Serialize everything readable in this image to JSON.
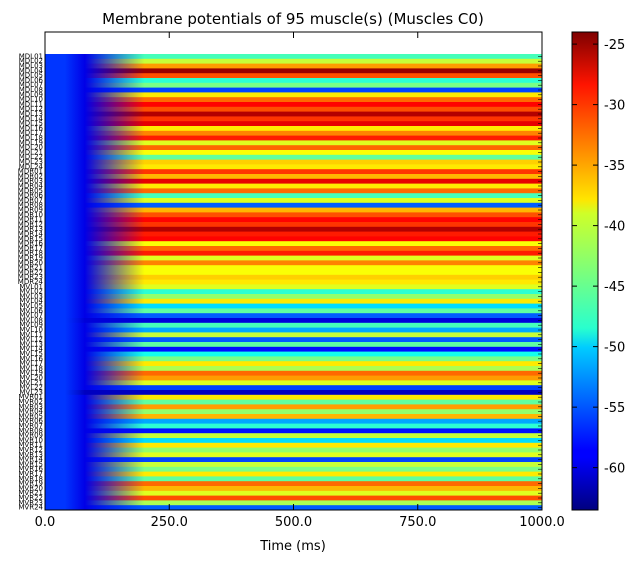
{
  "chart_data": {
    "type": "heatmap",
    "title": "Membrane potentials of 95 muscle(s) (Muscles C0)",
    "xlabel": "Time (ms)",
    "ylabel": "",
    "xlim": [
      0,
      1000
    ],
    "x_ticks": [
      "0.0",
      "250.0",
      "500.0",
      "750.0",
      "1000.0"
    ],
    "colorbar": {
      "vmin": -63.5,
      "vmax": -24,
      "ticks": [
        "-25",
        "-30",
        "-35",
        "-40",
        "-45",
        "-50",
        "-55",
        "-60"
      ],
      "colormap": "jet"
    },
    "muscles": [
      "MDL01",
      "MDL02",
      "MDL03",
      "MDL04",
      "MDL05",
      "MDL06",
      "MDL07",
      "MDL08",
      "MDL09",
      "MDL10",
      "MDL11",
      "MDL12",
      "MDL13",
      "MDL14",
      "MDL15",
      "MDL16",
      "MDL17",
      "MDL18",
      "MDL19",
      "MDL20",
      "MDL21",
      "MDL22",
      "MDL23",
      "MDL24",
      "MDR01",
      "MDR02",
      "MDR03",
      "MDR04",
      "MDR05",
      "MDR06",
      "MDR07",
      "MDR08",
      "MDR09",
      "MDR10",
      "MDR11",
      "MDR12",
      "MDR13",
      "MDR14",
      "MDR15",
      "MDR16",
      "MDR17",
      "MDR18",
      "MDR19",
      "MDR20",
      "MDR21",
      "MDR22",
      "MDR23",
      "MDR24",
      "MVL01",
      "MVL02",
      "MVL03",
      "MVL04",
      "MVL05",
      "MVL06",
      "MVL07",
      "MVL08",
      "MVL09",
      "MVL10",
      "MVL11",
      "MVL12",
      "MVL13",
      "MVL14",
      "MVL15",
      "MVL16",
      "MVL17",
      "MVL18",
      "MVL19",
      "MVL20",
      "MVL21",
      "MVL22",
      "MVL23",
      "MVR01",
      "MVR02",
      "MVR03",
      "MVR04",
      "MVR05",
      "MVR06",
      "MVR07",
      "MVR08",
      "MVR09",
      "MVR10",
      "MVR11",
      "MVR12",
      "MVR13",
      "MVR14",
      "MVR15",
      "MVR16",
      "MVR17",
      "MVR18",
      "MVR19",
      "MVR20",
      "MVR21",
      "MVR22",
      "MVR23",
      "MVR24"
    ],
    "steady_potentials_mV": [
      -46,
      -41,
      -35,
      -25,
      -32,
      -47,
      -44,
      -56,
      -38,
      -33,
      -29,
      -32,
      -26,
      -31,
      -28,
      -38,
      -34,
      -30,
      -40,
      -33,
      -39,
      -45,
      -37,
      -38,
      -31,
      -36,
      -28,
      -38,
      -33,
      -46,
      -40,
      -55,
      -36,
      -32,
      -29,
      -31,
      -26,
      -30,
      -29,
      -39,
      -33,
      -30,
      -40,
      -34,
      -39,
      -39,
      -37,
      -38,
      -40,
      -47,
      -43,
      -38,
      -50,
      -45,
      -55,
      -60,
      -46,
      -52,
      -41,
      -55,
      -45,
      -58,
      -48,
      -44,
      -38,
      -42,
      -33,
      -35,
      -40,
      -56,
      -61,
      -38,
      -45,
      -35,
      -43,
      -36,
      -52,
      -47,
      -58,
      -41,
      -50,
      -38,
      -43,
      -40,
      -56,
      -41,
      -44,
      -38,
      -45,
      -33,
      -36,
      -40,
      -32,
      -42,
      -55
    ],
    "onset_potential_mV": -56.5,
    "onset_dip_potential_mV": -59.5,
    "onset_end_ms": 40,
    "transition_end_ms": 200
  }
}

......

=== Task directions ===
Except for the pictures, copy the material above exactly.

=== Reply ===
Serialize everything readable in this image to JSON.
{
  "chart_data": {
    "type": "heatmap",
    "title": "Membrane potentials of 95 muscle(s) (Muscles C0)",
    "xlabel": "Time (ms)",
    "ylabel": "",
    "xlim": [
      0,
      1000
    ],
    "x_ticks": [
      "0.0",
      "250.0",
      "500.0",
      "750.0",
      "1000.0"
    ],
    "colorbar": {
      "vmin": -63.5,
      "vmax": -24,
      "ticks": [
        "-25",
        "-30",
        "-35",
        "-40",
        "-45",
        "-50",
        "-55",
        "-60"
      ],
      "colormap": "jet"
    },
    "muscles": [
      "MDL01",
      "MDL02",
      "MDL03",
      "MDL04",
      "MDL05",
      "MDL06",
      "MDL07",
      "MDL08",
      "MDL09",
      "MDL10",
      "MDL11",
      "MDL12",
      "MDL13",
      "MDL14",
      "MDL15",
      "MDL16",
      "MDL17",
      "MDL18",
      "MDL19",
      "MDL20",
      "MDL21",
      "MDL22",
      "MDL23",
      "MDL24",
      "MDR01",
      "MDR02",
      "MDR03",
      "MDR04",
      "MDR05",
      "MDR06",
      "MDR07",
      "MDR08",
      "MDR09",
      "MDR10",
      "MDR11",
      "MDR12",
      "MDR13",
      "MDR14",
      "MDR15",
      "MDR16",
      "MDR17",
      "MDR18",
      "MDR19",
      "MDR20",
      "MDR21",
      "MDR22",
      "MDR23",
      "MDR24",
      "MVL01",
      "MVL02",
      "MVL03",
      "MVL04",
      "MVL05",
      "MVL06",
      "MVL07",
      "MVL08",
      "MVL09",
      "MVL10",
      "MVL11",
      "MVL12",
      "MVL13",
      "MVL14",
      "MVL15",
      "MVL16",
      "MVL17",
      "MVL18",
      "MVL19",
      "MVL20",
      "MVL21",
      "MVL22",
      "MVL23",
      "MVR01",
      "MVR02",
      "MVR03",
      "MVR04",
      "MVR05",
      "MVR06",
      "MVR07",
      "MVR08",
      "MVR09",
      "MVR10",
      "MVR11",
      "MVR12",
      "MVR13",
      "MVR14",
      "MVR15",
      "MVR16",
      "MVR17",
      "MVR18",
      "MVR19",
      "MVR20",
      "MVR21",
      "MVR22",
      "MVR23",
      "MVR24"
    ],
    "steady_potentials_mV": [
      -46,
      -41,
      -35,
      -25,
      -32,
      -47,
      -44,
      -56,
      -38,
      -33,
      -29,
      -32,
      -26,
      -31,
      -28,
      -38,
      -34,
      -30,
      -40,
      -33,
      -39,
      -45,
      -37,
      -38,
      -31,
      -36,
      -28,
      -38,
      -33,
      -46,
      -40,
      -55,
      -36,
      -32,
      -29,
      -31,
      -26,
      -30,
      -29,
      -39,
      -33,
      -30,
      -40,
      -34,
      -39,
      -39,
      -37,
      -38,
      -40,
      -47,
      -43,
      -38,
      -50,
      -45,
      -55,
      -60,
      -46,
      -52,
      -41,
      -55,
      -45,
      -58,
      -48,
      -44,
      -38,
      -42,
      -33,
      -35,
      -40,
      -56,
      -61,
      -38,
      -45,
      -35,
      -43,
      -36,
      -52,
      -47,
      -58,
      -41,
      -50,
      -38,
      -43,
      -40,
      -56,
      -41,
      -44,
      -38,
      -45,
      -33,
      -36,
      -40,
      -32,
      -42,
      -55
    ],
    "onset_potential_mV": -56.5,
    "onset_dip_potential_mV": -59.5,
    "onset_end_ms": 40,
    "transition_end_ms": 200
  }
}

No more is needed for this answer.